** Begin EXCERPT **
In this article, you ‘ll also learn how to accept checks safely and even get a quick and easy guide on how to fill out a check.

How do checks work?

A check or “cheque” is a written order that tells your bank to pay the person indicated on it (or a person who represents the company the check is addressed to) the exact amount specified. Some of the elements of the check are as follows.

  • The payer’s personal information
  • The name of your bank
  • Your bank’s routing number
  • Your checking account number
  • The check’s ordered number in MICR numerals
  • The date they can claim the funds
  • The name of the payee or the person you wish to pay
  • The dollar amount (both in words and Arabic Numerals)
  • The payer’s signature

What are the benefits and drawbacks of using check payments?

What are the benefits and drawbacks of using check payments

  • Pro #1:

Checks are a convenient payment option for individuals and businesses receiving and sending large sums of money.
** End EXCERPT **
** Begin RECORD EXCERPTS **
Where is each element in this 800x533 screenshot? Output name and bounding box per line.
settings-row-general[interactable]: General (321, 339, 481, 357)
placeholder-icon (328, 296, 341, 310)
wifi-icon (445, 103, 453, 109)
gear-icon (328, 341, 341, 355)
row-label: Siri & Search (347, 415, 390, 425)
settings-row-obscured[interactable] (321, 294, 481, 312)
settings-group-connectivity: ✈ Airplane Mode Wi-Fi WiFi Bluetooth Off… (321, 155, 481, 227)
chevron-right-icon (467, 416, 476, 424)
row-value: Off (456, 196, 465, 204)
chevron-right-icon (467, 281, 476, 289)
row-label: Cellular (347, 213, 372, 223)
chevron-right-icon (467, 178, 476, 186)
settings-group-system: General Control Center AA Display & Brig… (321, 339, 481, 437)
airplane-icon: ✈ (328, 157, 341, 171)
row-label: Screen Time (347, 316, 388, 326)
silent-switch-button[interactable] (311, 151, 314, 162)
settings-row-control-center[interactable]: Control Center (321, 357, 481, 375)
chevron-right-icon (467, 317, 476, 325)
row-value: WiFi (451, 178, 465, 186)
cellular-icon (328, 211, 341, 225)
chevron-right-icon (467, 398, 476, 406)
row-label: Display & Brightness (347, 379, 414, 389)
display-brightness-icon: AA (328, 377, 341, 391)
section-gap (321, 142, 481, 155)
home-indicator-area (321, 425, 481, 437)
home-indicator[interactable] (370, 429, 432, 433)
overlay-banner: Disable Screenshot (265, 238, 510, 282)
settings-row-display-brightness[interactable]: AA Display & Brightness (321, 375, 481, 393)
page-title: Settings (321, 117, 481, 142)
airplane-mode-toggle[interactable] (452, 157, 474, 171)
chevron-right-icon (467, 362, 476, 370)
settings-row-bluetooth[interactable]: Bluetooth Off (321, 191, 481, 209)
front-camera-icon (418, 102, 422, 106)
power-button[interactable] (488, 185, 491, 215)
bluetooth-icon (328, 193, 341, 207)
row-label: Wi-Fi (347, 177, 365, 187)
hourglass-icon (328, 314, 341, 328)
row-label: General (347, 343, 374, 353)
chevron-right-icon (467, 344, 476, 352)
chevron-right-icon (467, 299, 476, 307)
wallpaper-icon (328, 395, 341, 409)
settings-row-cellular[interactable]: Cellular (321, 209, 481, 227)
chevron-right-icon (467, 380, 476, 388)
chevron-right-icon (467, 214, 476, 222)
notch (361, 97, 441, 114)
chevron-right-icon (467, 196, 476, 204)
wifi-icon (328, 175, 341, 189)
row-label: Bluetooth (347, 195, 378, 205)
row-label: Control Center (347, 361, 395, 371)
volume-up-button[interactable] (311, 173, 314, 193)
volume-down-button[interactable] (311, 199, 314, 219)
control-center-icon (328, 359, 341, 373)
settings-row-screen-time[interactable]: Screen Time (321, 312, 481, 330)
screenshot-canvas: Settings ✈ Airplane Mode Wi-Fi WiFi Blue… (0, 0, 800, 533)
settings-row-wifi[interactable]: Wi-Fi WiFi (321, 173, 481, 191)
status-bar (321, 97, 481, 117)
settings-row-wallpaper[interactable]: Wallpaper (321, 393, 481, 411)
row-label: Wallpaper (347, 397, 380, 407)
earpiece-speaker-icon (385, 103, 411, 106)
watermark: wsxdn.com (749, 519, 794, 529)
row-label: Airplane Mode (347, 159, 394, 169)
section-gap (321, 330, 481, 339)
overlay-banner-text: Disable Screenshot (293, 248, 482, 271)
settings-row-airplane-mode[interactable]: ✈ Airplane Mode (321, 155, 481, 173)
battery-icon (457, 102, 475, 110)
** End RECORD EXCERPTS **
## [PROBLEMS TO WORK ON]
1. Answer from the text on checks:
(a) What does a check tell your bank to do?
(b) In what two forms does a check show the dollar amount?
(c) According to "Pro #1," for whom are checks a convenient payment option?
2. Continue the text on checks from the point where it stops.
The data has no connection to the text on checks.

## [OUTPUTS BY TASK]
1.
(a) It tells your bank to pay the person indicated on it (or a person who represents the company the check is addressed to) the exact amount specified.
(b) In words and in Arabic numerals.
(c) For individuals and businesses receiving and sending large sums of money.

2.
You no longer need to withdraw a large amount of cash, travel and pay for goods and services.

All you need is your checkbook, the details of the payee and fill out the required details.

You don’t need to count, and the payee saves time by not having to count and verify the amount and authenticity of cash received.

  • Con #1:

When using and receiving check payments, you’d need to keep a close eye on your checking account in cases of rejected, bounced or fraudulent activities.

If you fail to do so and such an event happens, it can take several days before you receive an alert that your bank rejected or marked a check as a fraud.

  • Pro #2:

You can schedule check payments way ahead of time.

This means you can release a check to a payee, but the funds get to stay within your account as they can only withdraw the funds on or after the date you indicated on the check.

You get to review the payment and stop the bank from deducting your account in case you made a mistake.

  • Con #2:

You need to tell your bank that you issued a post-dated check together with the details of the payment.

You also need to make sure there is enough so that the check won’t bounce.

When the payee tries to withdraw the check, and you don’t have enough money left in your account, you can get charged for penalty fees.

It can even affect your credit score, and even the payee’s trust and confidence in you which can result in you losing the opportunity to do business with them in the future.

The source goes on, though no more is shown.